— START —

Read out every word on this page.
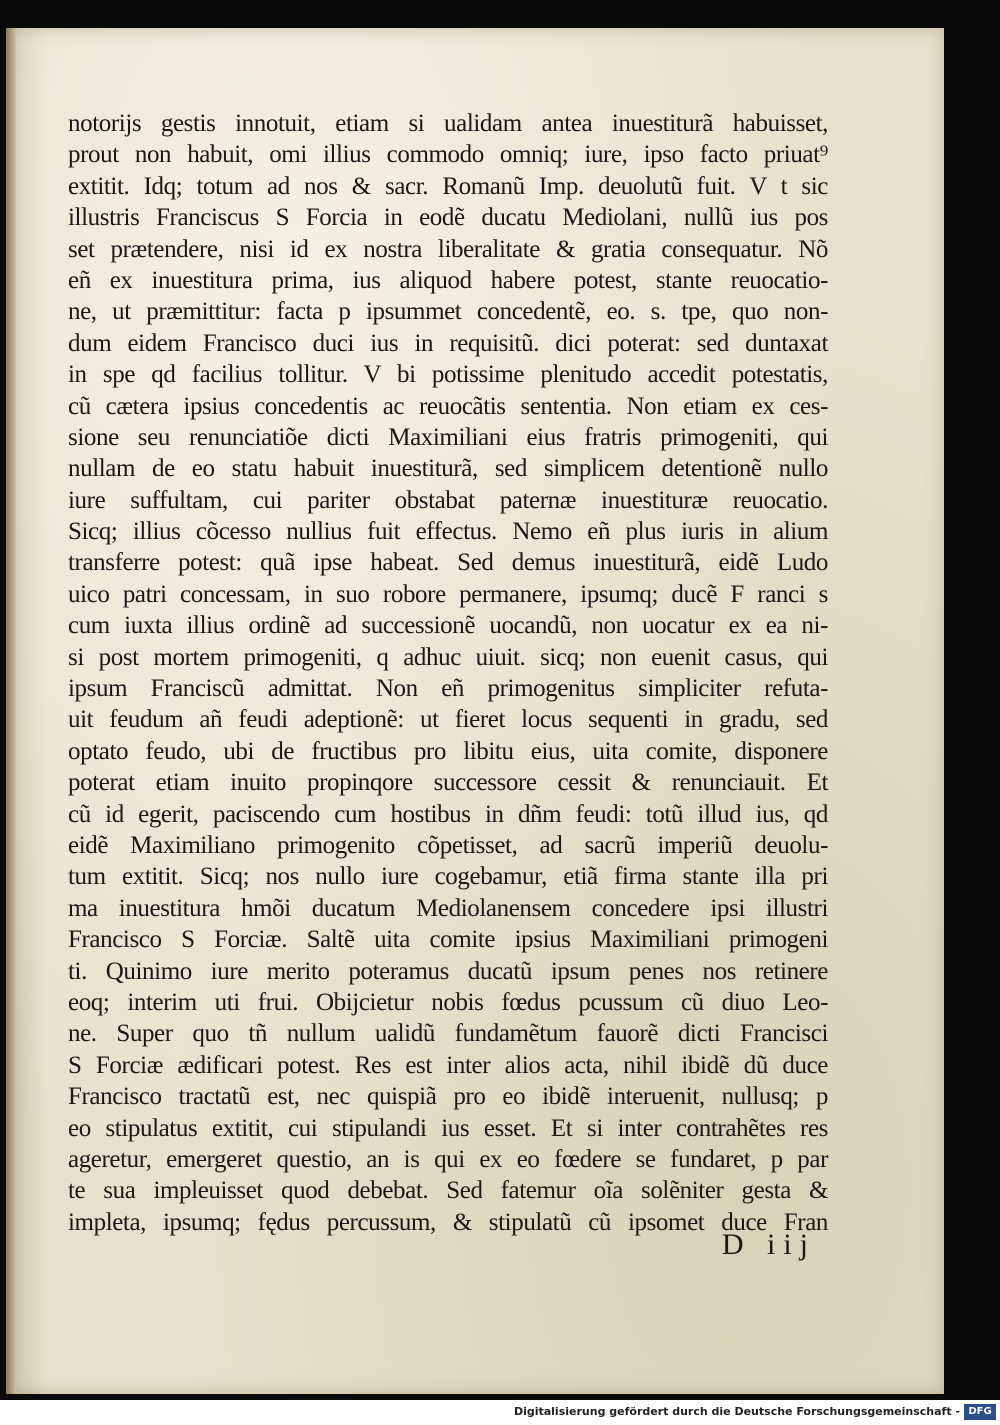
notorijs gestis innotuit, etiam si ualidam antea inuestiturã habuisset,
prout non habuit, omi illius commodo omniq; iure, ipso facto priuat⁹
extitit. Idq; totum ad nos & sacr. Romanũ Imp. deuolutũ fuit. V t sic
illustris Franciscus S Forcia in eodẽ ducatu Mediolani, nullũ ius pos
set prætendere, nisi id ex nostra liberalitate & gratia consequatur. Nõ
eñ ex inuestitura prima, ius aliquod habere potest, stante reuocatio-
ne, ut præmittitur: facta p ipsummet concedentẽ, eo. s. tpe, quo non-
dum eidem Francisco duci ius in requisitũ. dici poterat: sed duntaxat
in spe qd facilius tollitur. V bi potissime plenitudo accedit potestatis,
cũ cætera ipsius concedentis ac reuocãtis sententia. Non etiam ex ces-
sione seu renunciatiõe dicti Maximiliani eius fratris primogeniti, qui
nullam de eo statu habuit inuestiturã, sed simplicem detentionẽ nullo
iure suffultam, cui pariter obstabat paternæ inuestituræ reuocatio.
Sicq; illius cõcesso nullius fuit effectus. Nemo eñ plus iuris in alium
transferre potest: quã ipse habeat. Sed demus inuestiturã, eidẽ Ludo
uico patri concessam, in suo robore permanere, ipsumq; ducẽ F ranci s
cum iuxta illius ordinẽ ad successionẽ uocandũ, non uocatur ex ea ni-
si post mortem primogeniti, q adhuc uiuit. sicq; non euenit casus, qui
ipsum Franciscũ admittat. Non eñ primogenitus simpliciter refuta-
uit feudum añ feudi adeptionẽ: ut fieret locus sequenti in gradu, sed
optato feudo, ubi de fructibus pro libitu eius, uita comite, disponere
poterat etiam inuito propinqore successore cessit & renunciauit. Et
cũ id egerit, paciscendo cum hostibus in dñm feudi: totũ illud ius, qd
eidẽ Maximiliano primogenito cõpetisset, ad sacrũ imperiũ deuolu-
tum extitit. Sicq; nos nullo iure cogebamur, etiã firma stante illa pri
ma inuestitura hmõi ducatum Mediolanensem concedere ipsi illustri
Francisco S Forciæ. Saltẽ uita comite ipsius Maximiliani primogeni
ti. Quinimo iure merito poteramus ducatũ ipsum penes nos retinere
eoq; interim uti frui. Obijcietur nobis fœdus pcussum cũ diuo Leo-
ne. Super quo tñ nullum ualidũ fundamẽtum fauorẽ dicti Francisci
S Forciæ ædificari potest. Res est inter alios acta, nihil ibidẽ dũ duce
Francisco tractatũ est, nec quispiã pro eo ibidẽ interuenit, nullusq; p
eo stipulatus extitit, cui stipulandi ius esset. Et si inter contrahẽtes res
ageretur, emergeret questio, an is qui ex eo fœdere se fundaret, p par
te sua impleuisset quod debebat. Sed fatemur oĩa solẽniter gesta &
impleta, ipsumq; fędus percussum, & stipulatũ cũ ipsomet duce Fran
D iij
Digitalisierung gefördert durch die Deutsche Forschungsgemeinschaft - DFG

— END —

Work to be completed:
Pull out every line in the data above that has the word "feudi".

Finished task:
uit feudum añ feudi adeptionẽ: ut fieret locus sequenti in gradu, sed
cũ id egerit, paciscendo cum hostibus in dñm feudi: totũ illud ius, qd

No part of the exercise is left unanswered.